▶ **To do**:
Would you transcribe the records word for word, please?

· · · · ·

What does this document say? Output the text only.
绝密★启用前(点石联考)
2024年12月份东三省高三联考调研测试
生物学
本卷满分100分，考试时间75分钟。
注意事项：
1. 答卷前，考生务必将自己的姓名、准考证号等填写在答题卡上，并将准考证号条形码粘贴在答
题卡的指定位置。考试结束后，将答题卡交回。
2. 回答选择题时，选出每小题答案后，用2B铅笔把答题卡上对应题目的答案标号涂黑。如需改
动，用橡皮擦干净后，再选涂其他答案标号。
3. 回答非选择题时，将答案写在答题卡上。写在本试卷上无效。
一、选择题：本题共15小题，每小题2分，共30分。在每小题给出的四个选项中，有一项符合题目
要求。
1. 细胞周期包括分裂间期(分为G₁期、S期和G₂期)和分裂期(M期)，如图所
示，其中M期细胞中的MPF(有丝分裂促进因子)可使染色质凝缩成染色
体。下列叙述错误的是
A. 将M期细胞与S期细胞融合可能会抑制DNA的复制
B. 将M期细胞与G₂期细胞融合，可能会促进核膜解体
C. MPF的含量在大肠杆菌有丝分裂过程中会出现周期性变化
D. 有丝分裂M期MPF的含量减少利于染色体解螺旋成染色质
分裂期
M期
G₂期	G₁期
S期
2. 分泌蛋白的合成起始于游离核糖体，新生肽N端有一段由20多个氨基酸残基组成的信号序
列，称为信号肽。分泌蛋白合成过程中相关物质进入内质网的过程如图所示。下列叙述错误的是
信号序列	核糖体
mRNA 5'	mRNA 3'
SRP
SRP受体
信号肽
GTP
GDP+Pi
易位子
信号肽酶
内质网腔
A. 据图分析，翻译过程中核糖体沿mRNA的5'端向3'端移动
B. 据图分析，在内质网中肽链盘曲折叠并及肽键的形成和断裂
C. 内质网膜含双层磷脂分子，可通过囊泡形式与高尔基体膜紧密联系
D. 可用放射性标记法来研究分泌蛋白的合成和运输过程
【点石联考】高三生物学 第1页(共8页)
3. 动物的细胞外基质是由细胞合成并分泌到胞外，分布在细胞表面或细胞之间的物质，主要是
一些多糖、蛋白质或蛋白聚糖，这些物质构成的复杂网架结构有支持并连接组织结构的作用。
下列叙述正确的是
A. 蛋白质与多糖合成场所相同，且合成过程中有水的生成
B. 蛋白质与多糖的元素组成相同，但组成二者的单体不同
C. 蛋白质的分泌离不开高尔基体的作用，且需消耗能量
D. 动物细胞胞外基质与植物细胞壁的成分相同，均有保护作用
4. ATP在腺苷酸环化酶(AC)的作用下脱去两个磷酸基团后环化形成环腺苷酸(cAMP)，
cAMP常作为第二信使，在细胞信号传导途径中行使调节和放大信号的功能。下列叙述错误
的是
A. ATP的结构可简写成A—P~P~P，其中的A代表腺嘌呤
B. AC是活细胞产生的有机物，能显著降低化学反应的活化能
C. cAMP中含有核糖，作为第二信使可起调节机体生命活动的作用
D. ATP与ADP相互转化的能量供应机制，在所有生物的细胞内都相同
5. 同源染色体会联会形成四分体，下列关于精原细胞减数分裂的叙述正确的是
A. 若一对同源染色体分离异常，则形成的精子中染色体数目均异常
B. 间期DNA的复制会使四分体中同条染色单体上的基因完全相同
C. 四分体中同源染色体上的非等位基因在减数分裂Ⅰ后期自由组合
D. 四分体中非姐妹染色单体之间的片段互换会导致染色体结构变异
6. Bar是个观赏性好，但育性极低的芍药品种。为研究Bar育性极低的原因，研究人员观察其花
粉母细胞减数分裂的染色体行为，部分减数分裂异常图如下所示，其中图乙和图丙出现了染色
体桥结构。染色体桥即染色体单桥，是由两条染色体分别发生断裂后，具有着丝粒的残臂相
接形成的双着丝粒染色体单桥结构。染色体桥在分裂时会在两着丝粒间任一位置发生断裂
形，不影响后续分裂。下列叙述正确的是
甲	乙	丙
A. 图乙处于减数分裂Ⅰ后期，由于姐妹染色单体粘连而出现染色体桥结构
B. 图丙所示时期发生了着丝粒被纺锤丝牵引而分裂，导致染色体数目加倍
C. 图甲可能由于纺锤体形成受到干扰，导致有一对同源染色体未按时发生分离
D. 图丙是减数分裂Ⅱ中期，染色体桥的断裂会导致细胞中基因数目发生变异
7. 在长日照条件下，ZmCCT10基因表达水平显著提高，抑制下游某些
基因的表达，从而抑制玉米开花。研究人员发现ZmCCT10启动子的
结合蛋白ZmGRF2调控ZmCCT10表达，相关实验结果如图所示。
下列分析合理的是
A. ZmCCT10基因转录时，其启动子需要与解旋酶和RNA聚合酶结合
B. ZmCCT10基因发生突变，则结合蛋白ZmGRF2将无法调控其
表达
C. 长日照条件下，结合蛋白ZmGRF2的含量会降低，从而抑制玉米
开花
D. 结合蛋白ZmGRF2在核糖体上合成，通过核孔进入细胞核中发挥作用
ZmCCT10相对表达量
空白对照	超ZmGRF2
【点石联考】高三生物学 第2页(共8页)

· · · · ·

▶ **Exercise answer**:
What does this document say? Output the text only.
绝密★启用前(点石联考)
2024年12月份东三省高三联考调研测试
生物学
本卷满分100分，考试时间75分钟。
注意事项：
1. 答卷前，考生务必将自己的姓名、准考证号等填写在答题卡上，并将准考证号条形码粘贴在答
题卡的指定位置。考试结束后，将答题卡交回。
2. 回答选择题时，选出每小题答案后，用2B铅笔把答题卡上对应题目的答案标号涂黑。如需改
动，用橡皮擦干净后，再选涂其他答案标号。
3. 回答非选择题时，将答案写在答题卡上。写在本试卷上无效。
一、选择题：本题共15小题，每小题2分，共30分。在每小题给出的四个选项中，有一项符合题目
要求。
1. 细胞周期包括分裂间期(分为G₁期、S期和G₂期)和分裂期(M期)，如图所
示，其中M期细胞中的MPF(有丝分裂促进因子)可使染色质凝缩成染色
体。下列叙述错误的是
A. 将M期细胞与S期细胞融合可能会抑制DNA的复制
B. 将M期细胞与G₂期细胞融合，可能会促进核膜解体
C. MPF的含量在大肠杆菌有丝分裂过程中会出现周期性变化
D. 有丝分裂M期MPF的含量减少利于染色体解螺旋成染色质
分裂期
M期
G₂期	G₁期
S期
2. 分泌蛋白的合成起始于游离核糖体，新生肽N端有一段由20多个氨基酸残基组成的信号序
列，称为信号肽。分泌蛋白合成过程中相关物质进入内质网的过程如图所示。下列叙述错误的是
信号序列	核糖体
mRNA 5'	mRNA 3'
SRP
SRP受体
信号肽
GTP
GDP+Pi
易位子
信号肽酶
内质网腔
A. 据图分析，翻译过程中核糖体沿mRNA的5'端向3'端移动
B. 据图分析，在内质网中肽链盘曲折叠并及肽键的形成和断裂
C. 内质网膜含双层磷脂分子，可通过囊泡形式与高尔基体膜紧密联系
D. 可用放射性标记法来研究分泌蛋白的合成和运输过程
【点石联考】高三生物学 第1页(共8页)
3. 动物的细胞外基质是由细胞合成并分泌到胞外，分布在细胞表面或细胞之间的物质，主要是
一些多糖、蛋白质或蛋白聚糖，这些物质构成的复杂网架结构有支持并连接组织结构的作用。
下列叙述正确的是
A. 蛋白质与多糖合成场所相同，且合成过程中有水的生成
B. 蛋白质与多糖的元素组成相同，但组成二者的单体不同
C. 蛋白质的分泌离不开高尔基体的作用，且需消耗能量
D. 动物细胞胞外基质与植物细胞壁的成分相同，均有保护作用
4. ATP在腺苷酸环化酶(AC)的作用下脱去两个磷酸基团后环化形成环腺苷酸(cAMP)，
cAMP常作为第二信使，在细胞信号传导途径中行使调节和放大信号的功能。下列叙述错误
的是
A. ATP的结构可简写成A—P~P~P，其中的A代表腺嘌呤
B. AC是活细胞产生的有机物，能显著降低化学反应的活化能
C. cAMP中含有核糖，作为第二信使可起调节机体生命活动的作用
D. ATP与ADP相互转化的能量供应机制，在所有生物的细胞内都相同
5. 同源染色体会联会形成四分体，下列关于精原细胞减数分裂的叙述正确的是
A. 若一对同源染色体分离异常，则形成的精子中染色体数目均异常
B. 间期DNA的复制会使四分体中同条染色单体上的基因完全相同
C. 四分体中同源染色体上的非等位基因在减数分裂Ⅰ后期自由组合
D. 四分体中非姐妹染色单体之间的片段互换会导致染色体结构变异
6. Bar是个观赏性好，但育性极低的芍药品种。为研究Bar育性极低的原因，研究人员观察其花
粉母细胞减数分裂的染色体行为，部分减数分裂异常图如下所示，其中图乙和图丙出现了染色
体桥结构。染色体桥即染色体单桥，是由两条染色体分别发生断裂后，具有着丝粒的残臂相
接形成的双着丝粒染色体单桥结构。染色体桥在分裂时会在两着丝粒间任一位置发生断裂
形，不影响后续分裂。下列叙述正确的是
甲	乙	丙
A. 图乙处于减数分裂Ⅰ后期，由于姐妹染色单体粘连而出现染色体桥结构
B. 图丙所示时期发生了着丝粒被纺锤丝牵引而分裂，导致染色体数目加倍
C. 图甲可能由于纺锤体形成受到干扰，导致有一对同源染色体未按时发生分离
D. 图丙是减数分裂Ⅱ中期，染色体桥的断裂会导致细胞中基因数目发生变异
7. 在长日照条件下，ZmCCT10基因表达水平显著提高，抑制下游某些
基因的表达，从而抑制玉米开花。研究人员发现ZmCCT10启动子的
结合蛋白ZmGRF2调控ZmCCT10表达，相关实验结果如图所示。
下列分析合理的是
A. ZmCCT10基因转录时，其启动子需要与解旋酶和RNA聚合酶结合
B. ZmCCT10基因发生突变，则结合蛋白ZmGRF2将无法调控其
表达
C. 长日照条件下，结合蛋白ZmGRF2的含量会降低，从而抑制玉米
开花
D. 结合蛋白ZmGRF2在核糖体上合成，通过核孔进入细胞核中发挥作用
ZmCCT10相对表达量
空白对照	超ZmGRF2
【点石联考】高三生物学 第2页(共8页)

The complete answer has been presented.